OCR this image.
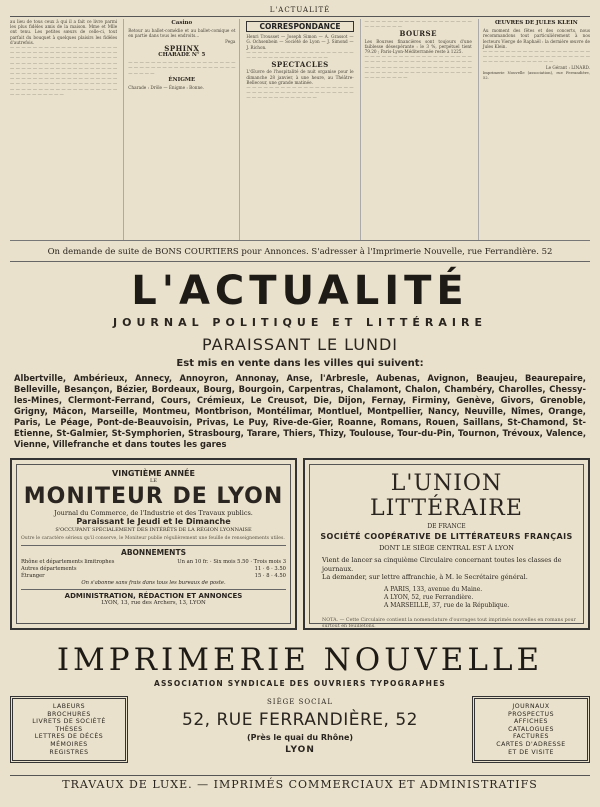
L'ACTUALITÉ

au lieu de tous ceux à qui il a fait ce livre parmi les plus fidèles amis de la maison. Mme et Mlle ont tenu. Les petites sœurs de celle-ci, tout parfait du bouquet à quelques plaisirs les fidèles d'autrefois.

— — — — — — — — — — — — — — — — — — — — — — — — — — — — — — — — — — — — — — — — — — — — — — — — — — — — — — — — — — — — — — — — — — — — — — — — — — — — — — — — — — — — — — — — — — — — — — — — — — — — — — — — — — — — — — — — — — — — — — — — — — — — — — — — — — — — — — — — — — — — — — — — — — — — — — — — — — — — — — — — — — — — — — — — — — — — — — — — — — — — —

Casino

Retour au ballet-comédie et au ballet-comique et en partie dans tous les endroits...

Pega

SPHINX
CHARADE N° 5

— — — — — — — — — — — — — — — — — — — — — — — — — — — — — — — — — — — — — — — — — — —

ÉNIGME

Charade : Drôle — Énigme : Bonne.

CORRESPONDANCE

Henri Trousset — Joseph Simon — A. Grassot — G. Ochsenbein — Société de Lyon — J. Simond — J. Richon.

— — — — — — — — — — — — — — — — — — — — — — — — — — — — — — — — — —

SPECTACLES

L'Œuvre de l'hospitalité de nuit organise pour le dimanche 28 janvier, à une heure, au Théâtre-Bellecour, une grande matinée.

— — — — — — — — — — — — — — — — — — — — — — — — — — — — — — — — — — — — — — — — — — — — — — — — — — —

— — — — — — — — — — — — — — — — — — — — — — — — — —

BOURSE

Les Bourses financières sont toujours d'une faiblesse désespérante : le 3 %, perpétuel tient 79.20 ; Paris-Lyon-Méditerranée reste à 1225.

— — — — — — — — — — — — — — — — — — — — — — — — — — — — — — — — — — — — — — — — — — — — — — — — — — — — — — — — — — — — — — — — — — — — — — — — — — — — — — — — — — — —

ŒUVRES DE JULES KLEIN

Au moment des fêtes et des concerts, nous recommandons tout particulièrement à nos lecteurs Vierge de Raphaël : la dernière œuvre de Jules Klein.

— — — — — — — — — — — — — — — — — — — — — — — — — — — — — — — — — — — — — — — — — — — — — — — — — — —

Le Gérant : LINARD.

Imprimerie Nouvelle (association), rue Ferrandière, 52.

On demande de suite de BONS COURTIERS pour Annonces. S'adresser à l'Imprimerie Nouvelle, rue Ferrandière. 52
L'ACTUALITÉ
JOURNAL POLITIQUE ET LITTÉRAIRE
PARAISSANT LE LUNDI
Est mis en vente dans les villes qui suivent:
Albertville, Ambérieux, Annecy, Annoyron, Annonay, Anse, l'Arbresle, Aubenas, Avignon, Beaujeu, Beaurepaire, Belleville, Besançon, Bézier, Bordeaux, Bourg, Bourgoin, Carpentras, Chalamont, Chalon, Chambéry, Charolles, Chessy-les-Mines, Clermont-Ferrand, Cours, Crémieux, Le Creusot, Die, Dijon, Fernay, Firminy, Genève, Givors, Grenoble, Grigny, Mâcon, Marseille, Montmeu, Montbrison, Montélimar, Montluel, Montpellier, Nancy, Neuville, Nîmes, Orange, Paris, Le Péage, Pont-de-Beauvoisin, Privas, Le Puy, Rive-de-Gier, Roanne, Romans, Rouen, Saillans, St-Chamond, St-Etienne, St-Galmier, St-Symphorien, Strasbourg, Tarare, Thiers, Thizy, Toulouse, Tour-du-Pin, Tournon, Trévoux, Valence, Vienne, Villefranche et dans toutes les gares
VINGTIÈME ANNÉE
LE
MONITEUR DE LYON
Journal du Commerce, de l'Industrie et des Travaux publics.
Paraissant le Jeudi et le Dimanche
S'OCCUPANT SPÉCIALEMENT DES INTÉRÊTS DE LA RÉGION LYONNAISE
Outre le caractère sérieux qu'il conserve, le Moniteur publie régulièrement une feuille de renseignements utiles.
ABONNEMENTS
Rhône et départements limitrophes	Un an 10 fr. · Six mois 5.50 · Trois mois 3
Autres départements	11 · 6 · 3.50
Étranger	15 · 8 · 4.50
On s'abonne sans frais dans tous les bureaux de poste.
ADMINISTRATION, RÉDACTION ET ANNONCES
LYON, 13, rue des Archers, 13, LYON
L'UNION LITTÉRAIRE
DE FRANCE
SOCIÉTÉ COOPÉRATIVE DE LITTÉRATEURS FRANÇAIS
DONT LE SIÈGE CENTRAL EST À LYON
Vient de lancer sa cinquième Circulaire concernant toutes les classes de journaux.
La demander, sur lettre affranchie, à M. le Secrétaire général.
A PARIS, 133, avenue du Maine.
A LYON, 52, rue Ferrandière.
A MARSEILLE, 37, rue de la République.
NOTA. — Cette Circulaire contient la nomenclature d'ouvrages tout imprimés nouvelles en romans pour surtout en feuilletons.
IMPRIMERIE NOUVELLE
ASSOCIATION SYNDICALE DES OUVRIERS TYPOGRAPHES
LABEURS
BROCHURES
LIVRETS DE SOCIÉTÉ
THÈSES
LETTRES DE DÉCÈS
MÉMOIRES
REGISTRES
SIÈGE SOCIAL
52, RUE FERRANDIÈRE, 52
(Près le quai du Rhône)
LYON
JOURNAUX
PROSPECTUS
AFFICHES
CATALOGUES
FACTURES
CARTES D'ADRESSE
ET DE VISITE
TRAVAUX DE LUXE. — IMPRIMÉS COMMERCIAUX ET ADMINISTRATIFS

Stated exercise: Images in the data above are to be skipped. Retype all other material exactly.

Solution:
OCR this image.
L'ACTUALITÉ

au lieu de tous ceux à qui il a fait ce livre parmi les plus fidèles amis de la maison. Mme et Mlle ont tenu. Les petites sœurs de celle-ci, tout parfait du bouquet à quelques plaisirs les fidèles d'autrefois.

— — — — — — — — — — — — — — — — — — — — — — — — — — — — — — — — — — — — — — — — — — — — — — — — — — — — — — — — — — — — — — — — — — — — — — — — — — — — — — — — — — — — — — — — — — — — — — — — — — — — — — — — — — — — — — — — — — — — — — — — — — — — — — — — — — — — — — — — — — — — — — — — — — — — — — — — — — — — — — — — — — — — — — — — — — — — — — — — — — — — —

Casino

Retour au ballet-comédie et au ballet-comique et en partie dans tous les endroits...

Pega

SPHINX
CHARADE N° 5

— — — — — — — — — — — — — — — — — — — — — — — — — — — — — — — — — — — — — — — — — — —

ÉNIGME

Charade : Drôle — Énigme : Bonne.

CORRESPONDANCE

Henri Trousset — Joseph Simon — A. Grassot — G. Ochsenbein — Société de Lyon — J. Simond — J. Richon.

— — — — — — — — — — — — — — — — — — — — — — — — — — — — — — — — — —

SPECTACLES

L'Œuvre de l'hospitalité de nuit organise pour le dimanche 28 janvier, à une heure, au Théâtre-Bellecour, une grande matinée.

— — — — — — — — — — — — — — — — — — — — — — — — — — — — — — — — — — — — — — — — — — — — — — — — — — —

— — — — — — — — — — — — — — — — — — — — — — — — — —

BOURSE

Les Bourses financières sont toujours d'une faiblesse désespérante : le 3 %, perpétuel tient 79.20 ; Paris-Lyon-Méditerranée reste à 1225.

— — — — — — — — — — — — — — — — — — — — — — — — — — — — — — — — — — — — — — — — — — — — — — — — — — — — — — — — — — — — — — — — — — — — — — — — — — — — — — — — — — — —

ŒUVRES DE JULES KLEIN

Au moment des fêtes et des concerts, nous recommandons tout particulièrement à nos lecteurs Vierge de Raphaël : la dernière œuvre de Jules Klein.

— — — — — — — — — — — — — — — — — — — — — — — — — — — — — — — — — — — — — — — — — — — — — — — — — — —

Le Gérant : LINARD.

Imprimerie Nouvelle (association), rue Ferrandière, 52.

On demande de suite de BONS COURTIERS pour Annonces. S'adresser à l'Imprimerie Nouvelle, rue Ferrandière. 52
L'ACTUALITÉ
JOURNAL POLITIQUE ET LITTÉRAIRE
PARAISSANT LE LUNDI
Est mis en vente dans les villes qui suivent:
Albertville, Ambérieux, Annecy, Annoyron, Annonay, Anse, l'Arbresle, Aubenas, Avignon, Beaujeu, Beaurepaire, Belleville, Besançon, Bézier, Bordeaux, Bourg, Bourgoin, Carpentras, Chalamont, Chalon, Chambéry, Charolles, Chessy-les-Mines, Clermont-Ferrand, Cours, Crémieux, Le Creusot, Die, Dijon, Fernay, Firminy, Genève, Givors, Grenoble, Grigny, Mâcon, Marseille, Montmeu, Montbrison, Montélimar, Montluel, Montpellier, Nancy, Neuville, Nîmes, Orange, Paris, Le Péage, Pont-de-Beauvoisin, Privas, Le Puy, Rive-de-Gier, Roanne, Romans, Rouen, Saillans, St-Chamond, St-Etienne, St-Galmier, St-Symphorien, Strasbourg, Tarare, Thiers, Thizy, Toulouse, Tour-du-Pin, Tournon, Trévoux, Valence, Vienne, Villefranche et dans toutes les gares
VINGTIÈME ANNÉE
LE
MONITEUR DE LYON
Journal du Commerce, de l'Industrie et des Travaux publics.
Paraissant le Jeudi et le Dimanche
S'OCCUPANT SPÉCIALEMENT DES INTÉRÊTS DE LA RÉGION LYONNAISE
Outre le caractère sérieux qu'il conserve, le Moniteur publie régulièrement une feuille de renseignements utiles.
ABONNEMENTS
Rhône et départements limitrophes	Un an 10 fr. · Six mois 5.50 · Trois mois 3
Autres départements	11 · 6 · 3.50
Étranger	15 · 8 · 4.50
On s'abonne sans frais dans tous les bureaux de poste.
ADMINISTRATION, RÉDACTION ET ANNONCES
LYON, 13, rue des Archers, 13, LYON
L'UNION LITTÉRAIRE
DE FRANCE
SOCIÉTÉ COOPÉRATIVE DE LITTÉRATEURS FRANÇAIS
DONT LE SIÈGE CENTRAL EST À LYON
Vient de lancer sa cinquième Circulaire concernant toutes les classes de journaux.
La demander, sur lettre affranchie, à M. le Secrétaire général.
A PARIS, 133, avenue du Maine.
A LYON, 52, rue Ferrandière.
A MARSEILLE, 37, rue de la République.
NOTA. — Cette Circulaire contient la nomenclature d'ouvrages tout imprimés nouvelles en romans pour surtout en feuilletons.
IMPRIMERIE NOUVELLE
ASSOCIATION SYNDICALE DES OUVRIERS TYPOGRAPHES
LABEURS
BROCHURES
LIVRETS DE SOCIÉTÉ
THÈSES
LETTRES DE DÉCÈS
MÉMOIRES
REGISTRES
SIÈGE SOCIAL
52, RUE FERRANDIÈRE, 52
(Près le quai du Rhône)
LYON
JOURNAUX
PROSPECTUS
AFFICHES
CATALOGUES
FACTURES
CARTES D'ADRESSE
ET DE VISITE
TRAVAUX DE LUXE. — IMPRIMÉS COMMERCIAUX ET ADMINISTRATIFS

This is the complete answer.